● WHAT YOU HAVE TO DO
Go through the data below. Pull out every line that has the word "orqali".

● MATERIALS PROVIDED

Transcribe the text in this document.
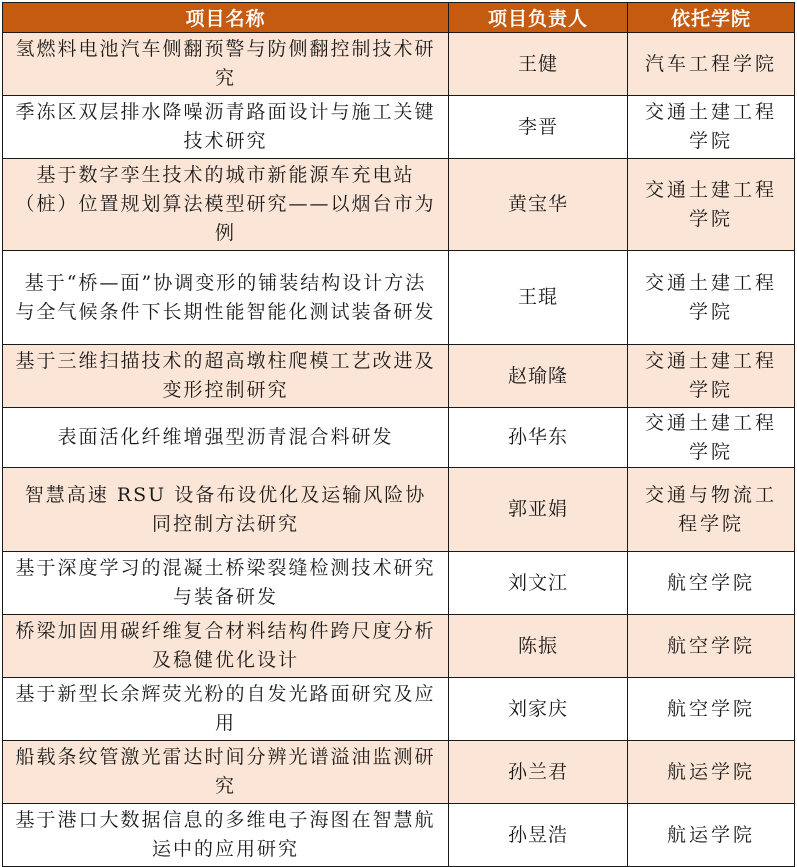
项目名称	项目负责人	依托学院
氢燃料电池汽车侧翻预警与防侧翻控制技术研究	王健	汽车工程学院
季冻区双层排水降噪沥青路面设计与施工关键技术研究	李晋	交通土建工程学院
基于数字孪生技术的城市新能源车充电站（桩）位置规划算法模型研究——以烟台市为例	黄宝华	交通土建工程学院
基于“桥—面”协调变形的铺装结构设计方法与全气候条件下长期性能智能化测试装备研发	王琨	交通土建工程学院
基于三维扫描技术的超高墩柱爬模工艺改进及变形控制研究	赵瑜隆	交通土建工程学院
表面活化纤维增强型沥青混合料研发	孙华东	交通土建工程学院
智慧高速 RSU 设备布设优化及运输风险协同控制方法研究	郭亚娟	交通与物流工程学院
基于深度学习的混凝土桥梁裂缝检测技术研究与装备研发	刘文江	航空学院
桥梁加固用碳纤维复合材料结构件跨尺度分析及稳健优化设计	陈振	航空学院
基于新型长余辉荧光粉的自发光路面研究及应用	刘家庆	航空学院
船载条纹管激光雷达时间分辨光谱溢油监测研究	孙兰君	航运学院
基于港口大数据信息的多维电子海图在智慧航运中的应用研究	孙昱浩	航运学院
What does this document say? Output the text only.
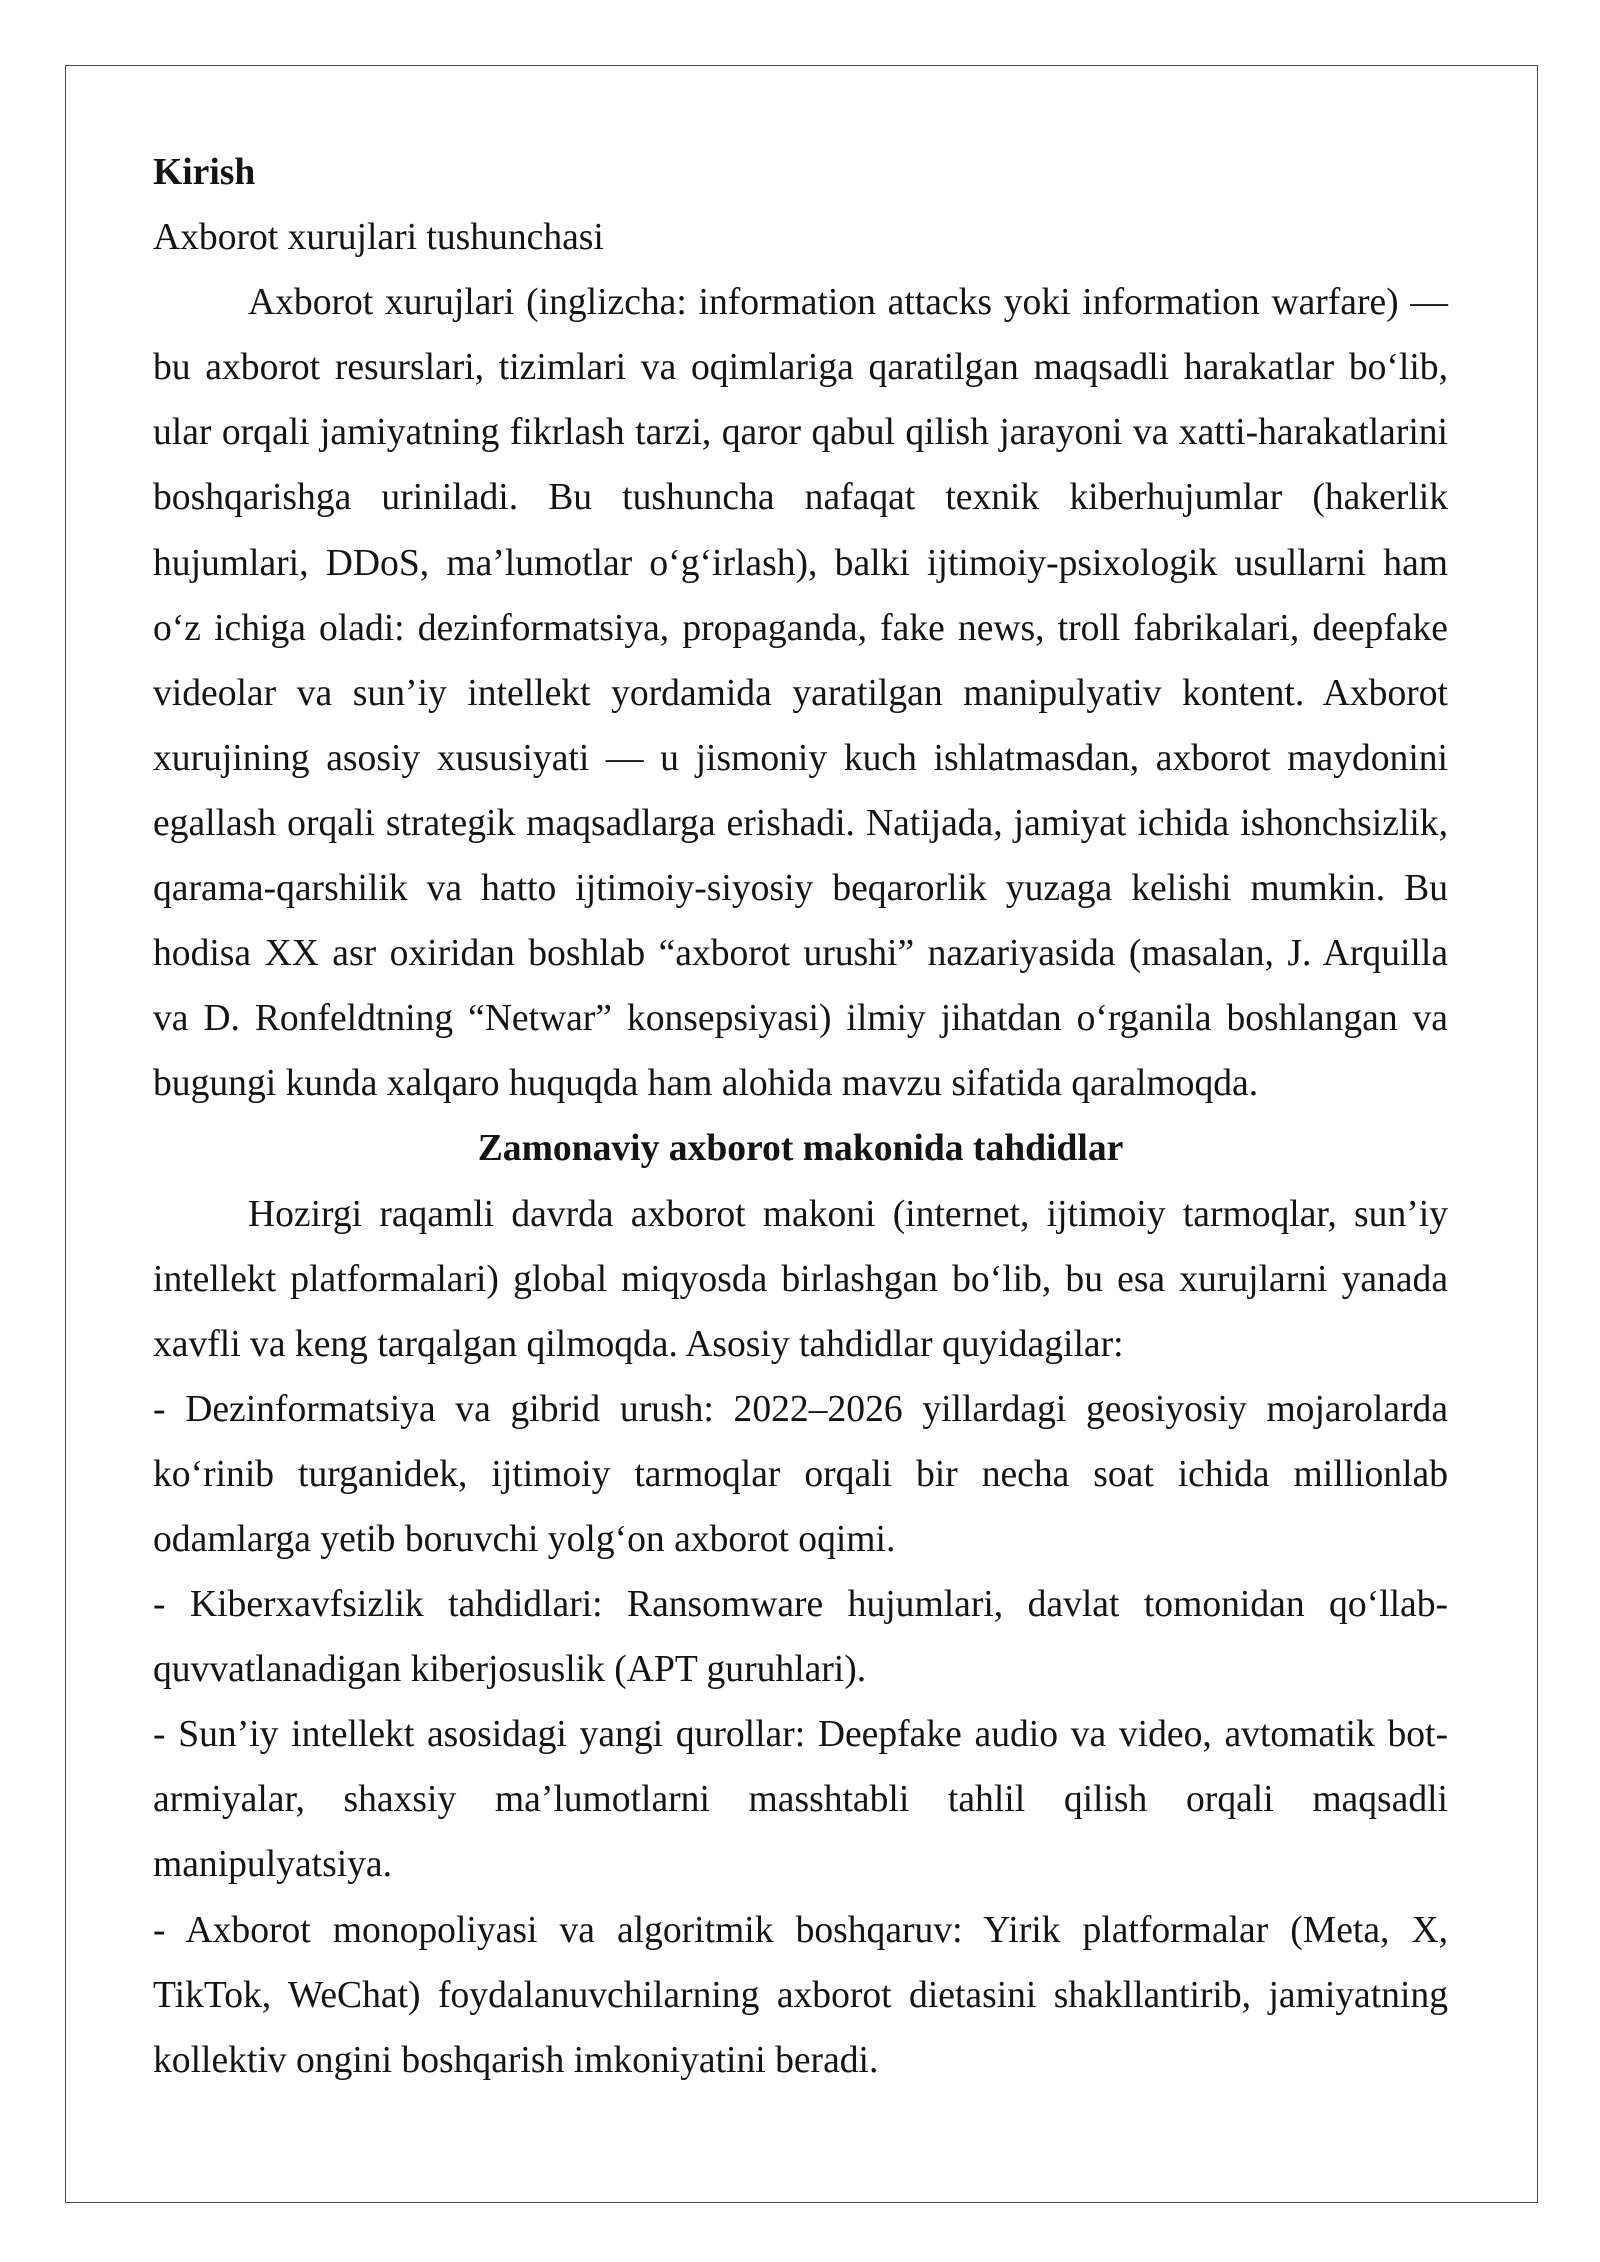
Kirish
Axborot xurujlari tushunchasi
Axborot xurujlari (inglizcha: information attacks yoki information warfare) —
bu axborot resurslari, tizimlari va oqimlariga qaratilgan maqsadli harakatlar bo‘lib,
ular orqali jamiyatning fikrlash tarzi, qaror qabul qilish jarayoni va xatti-harakatlarini
boshqarishga uriniladi. Bu tushuncha nafaqat texnik kiberhujumlar (hakerlik
hujumlari, DDoS, ma’lumotlar o‘g‘irlash), balki ijtimoiy-psixologik usullarni ham
o‘z ichiga oladi: dezinformatsiya, propaganda, fake news, troll fabrikalari, deepfake
videolar va sun’iy intellekt yordamida yaratilgan manipulyativ kontent. Axborot
xurujining asosiy xususiyati — u jismoniy kuch ishlatmasdan, axborot maydonini
egallash orqali strategik maqsadlarga erishadi. Natijada, jamiyat ichida ishonchsizlik,
qarama-qarshilik va hatto ijtimoiy-siyosiy beqarorlik yuzaga kelishi mumkin. Bu
hodisa XX asr oxiridan boshlab “axborot urushi” nazariyasida (masalan, J. Arquilla
va D. Ronfeldtning “Netwar” konsepsiyasi) ilmiy jihatdan o‘rganila boshlangan va
bugungi kunda xalqaro huquqda ham alohida mavzu sifatida qaralmoqda.
Zamonaviy axborot makonida tahdidlar
Hozirgi raqamli davrda axborot makoni (internet, ijtimoiy tarmoqlar, sun’iy
intellekt platformalari) global miqyosda birlashgan bo‘lib, bu esa xurujlarni yanada
xavfli va keng tarqalgan qilmoqda. Asosiy tahdidlar quyidagilar:
- Dezinformatsiya va gibrid urush: 2022–2026 yillardagi geosiyosiy mojarolarda
ko‘rinib turganidek, ijtimoiy tarmoqlar orqali bir necha soat ichida millionlab
odamlarga yetib boruvchi yolg‘on axborot oqimi.
- Kiberxavfsizlik tahdidlari: Ransomware hujumlari, davlat tomonidan qo‘llab-
quvvatlanadigan kiberjosuslik (APT guruhlari).
- Sun’iy intellekt asosidagi yangi qurollar: Deepfake audio va video, avtomatik bot-
armiyalar, shaxsiy ma’lumotlarni masshtabli tahlil qilish orqali maqsadli
manipulyatsiya.
- Axborot monopoliyasi va algoritmik boshqaruv: Yirik platformalar (Meta, X,
TikTok, WeChat) foydalanuvchilarning axborot dietasini shakllantirib, jamiyatning
kollektiv ongini boshqarish imkoniyatini beradi.
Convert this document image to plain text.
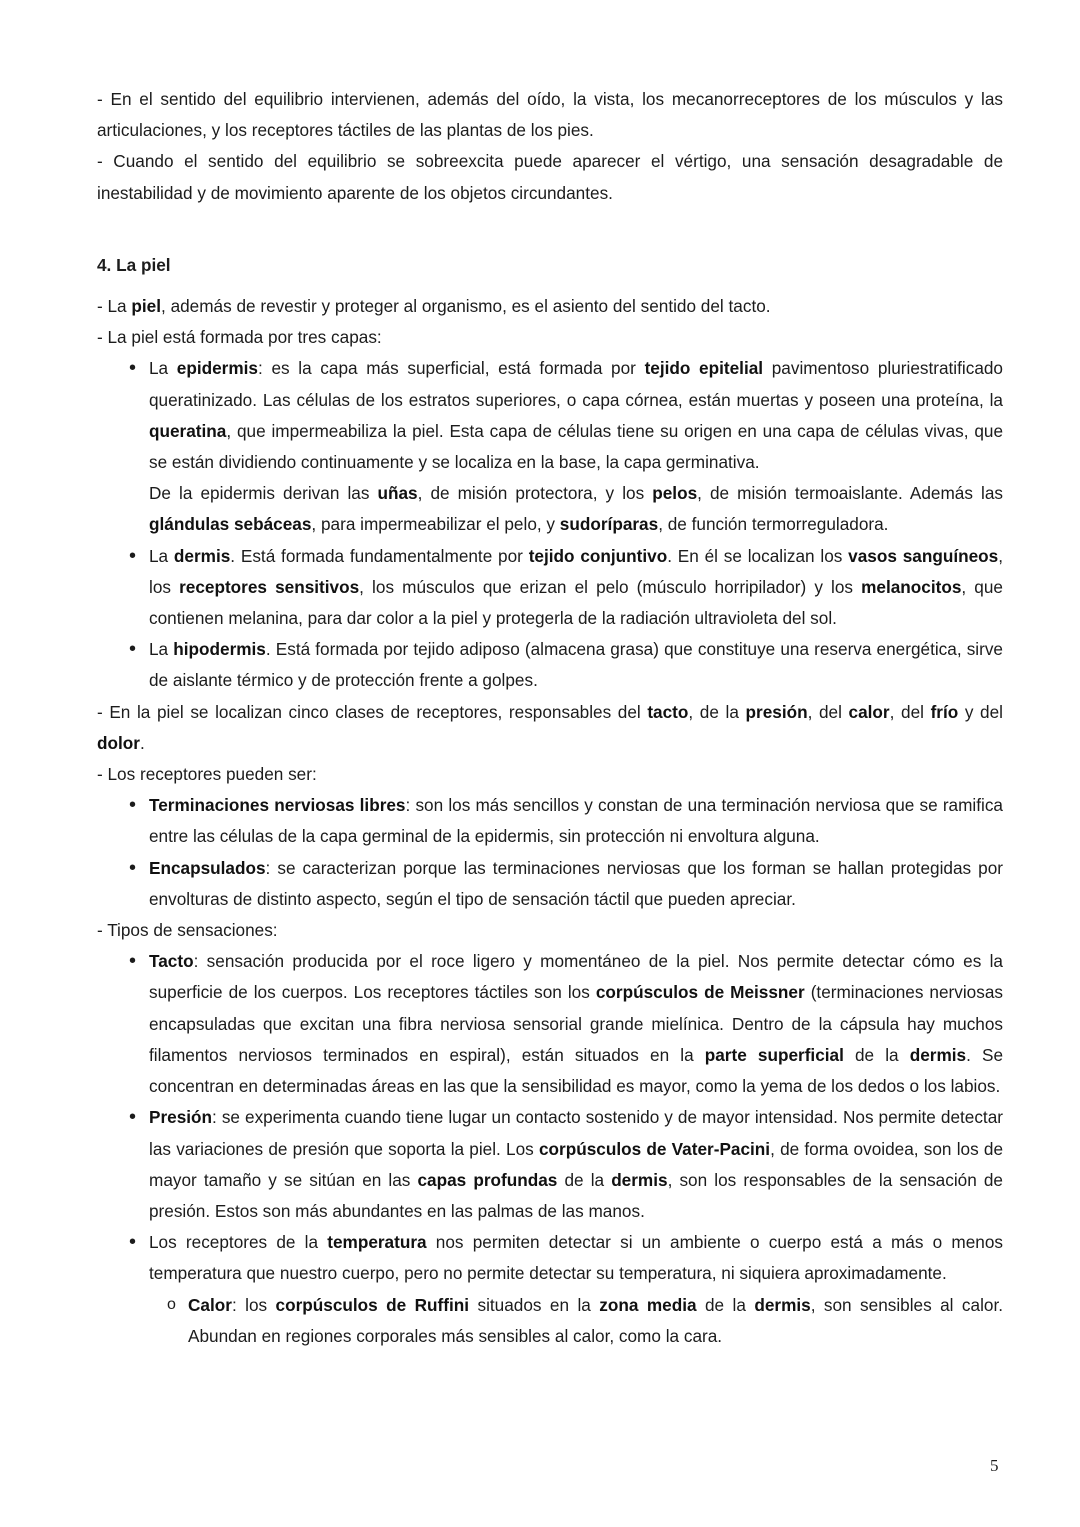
- En el sentido del equilibrio intervienen, además del oído, la vista, los mecanorreceptores de los músculos y las articulaciones, y los receptores táctiles de las plantas de los pies.

- Cuando el sentido del equilibrio se sobreexcita puede aparecer el vértigo, una sensación desagradable de inestabilidad y de movimiento aparente de los objetos circundantes.

4. La piel

- La piel, además de revestir y proteger al organismo, es el asiento del sentido del tacto.

- La piel está formada por tres capas:

• La epidermis: es la capa más superficial, está formada por tejido epitelial pavimentoso pluriestratificado queratinizado. Las células de los estratos superiores, o capa córnea, están muertas y poseen una proteína, la queratina, que impermeabiliza la piel. Esta capa de células tiene su origen en una capa de células vivas, que se están dividiendo continuamente y se localiza en la base, la capa germinativa.
De la epidermis derivan las uñas, de misión protectora, y los pelos, de misión termoaislante. Además las glándulas sebáceas, para impermeabilizar el pelo, y sudoríparas, de función termorreguladora.
• La dermis. Está formada fundamentalmente por tejido conjuntivo. En él se localizan los vasos sanguíneos, los receptores sensitivos, los músculos que erizan el pelo (músculo horripilador) y los melanocitos, que contienen melanina, para dar color a la piel y protegerla de la radiación ultravioleta del sol.
• La hipodermis. Está formada por tejido adiposo (almacena grasa) que constituye una reserva energética, sirve de aislante térmico y de protección frente a golpes.

- En la piel se localizan cinco clases de receptores, responsables del tacto, de la presión, del calor, del frío y del dolor.

- Los receptores pueden ser:

• Terminaciones nerviosas libres: son los más sencillos y constan de una terminación nerviosa que se ramifica entre las células de la capa germinal de la epidermis, sin protección ni envoltura alguna.
• Encapsulados: se caracterizan porque las terminaciones nerviosas que los forman se hallan protegidas por envolturas de distinto aspecto, según el tipo de sensación táctil que pueden apreciar.

- Tipos de sensaciones:

• Tacto: sensación producida por el roce ligero y momentáneo de la piel. Nos permite detectar cómo es la superficie de los cuerpos. Los receptores táctiles son los corpúsculos de Meissner (terminaciones nerviosas encapsuladas que excitan una fibra nerviosa sensorial grande mielínica. Dentro de la cápsula hay muchos filamentos nerviosos terminados en espiral), están situados en la parte superficial de la dermis. Se concentran en determinadas áreas en las que la sensibilidad es mayor, como la yema de los dedos o los labios.
• Presión: se experimenta cuando tiene lugar un contacto sostenido y de mayor intensidad. Nos permite detectar las variaciones de presión que soporta la piel. Los corpúsculos de Vater-Pacini, de forma ovoidea, son los de mayor tamaño y se sitúan en las capas profundas de la dermis, son los responsables de la sensación de presión. Estos son más abundantes en las palmas de las manos.
• Los receptores de la temperatura nos permiten detectar si un ambiente o cuerpo está a más o menos temperatura que nuestro cuerpo, pero no permite detectar su temperatura, ni siquiera aproximadamente.
o Calor: los corpúsculos de Ruffini situados en la zona media de la dermis, son sensibles al calor. Abundan en regiones corporales más sensibles al calor, como la cara.
5
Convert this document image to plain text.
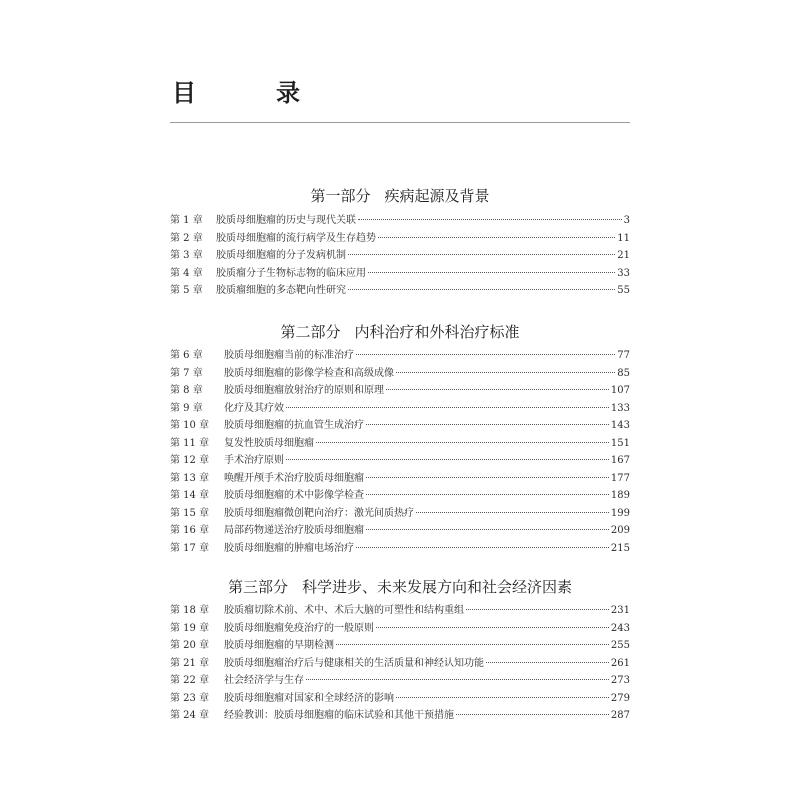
目　录
第一部分 疾病起源及背景
第 1 章	胶质母细胞瘤的历史与现代关联	3
第 2 章	胶质母细胞瘤的流行病学及生存趋势	11
第 3 章	胶质母细胞瘤的分子发病机制	21
第 4 章	胶质瘤分子生物标志物的临床应用	33
第 5 章	胶质瘤细胞的多态靶向性研究	55
第二部分 内科治疗和外科治疗标准
第 6 章	胶质母细胞瘤当前的标准治疗	77
第 7 章	胶质母细胞瘤的影像学检查和高级成像	85
第 8 章	胶质母细胞瘤放射治疗的原则和原理	107
第 9 章	化疗及其疗效	133
第 10 章	胶质母细胞瘤的抗血管生成治疗	143
第 11 章	复发性胶质母细胞瘤	151
第 12 章	手术治疗原则	167
第 13 章	唤醒开颅手术治疗胶质母细胞瘤	177
第 14 章	胶质母细胞瘤的术中影像学检查	189
第 15 章	胶质母细胞瘤微创靶向治疗：激光间质热疗	199
第 16 章	局部药物递送治疗胶质母细胞瘤	209
第 17 章	胶质母细胞瘤的肿瘤电场治疗	215
第三部分 科学进步、未来发展方向和社会经济因素
第 18 章	胶质瘤切除术前、术中、术后大脑的可塑性和结构重组	231
第 19 章	胶质母细胞瘤免疫治疗的一般原则	243
第 20 章	胶质母细胞瘤的早期检测	255
第 21 章	胶质母细胞瘤治疗后与健康相关的生活质量和神经认知功能	261
第 22 章	社会经济学与生存	273
第 23 章	胶质母细胞瘤对国家和全球经济的影响	279
第 24 章	经验教训：胶质母细胞瘤的临床试验和其他干预措施	287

● EXERCISE SOLUTION
ular orqali jamiyatning fikrlash tarzi, qaror qabul qilish jarayoni va xatti-harakatlarini
egallash orqali strategik maqsadlarga erishadi. Natijada, jamiyat ichida ishonchsizlik,
ko‘rinib turganidek, ijtimoiy tarmoqlar orqali bir necha soat ichida millionlab
armiyalar, shaxsiy ma’lumotlarni masshtabli tahlil qilish orqali maqsadli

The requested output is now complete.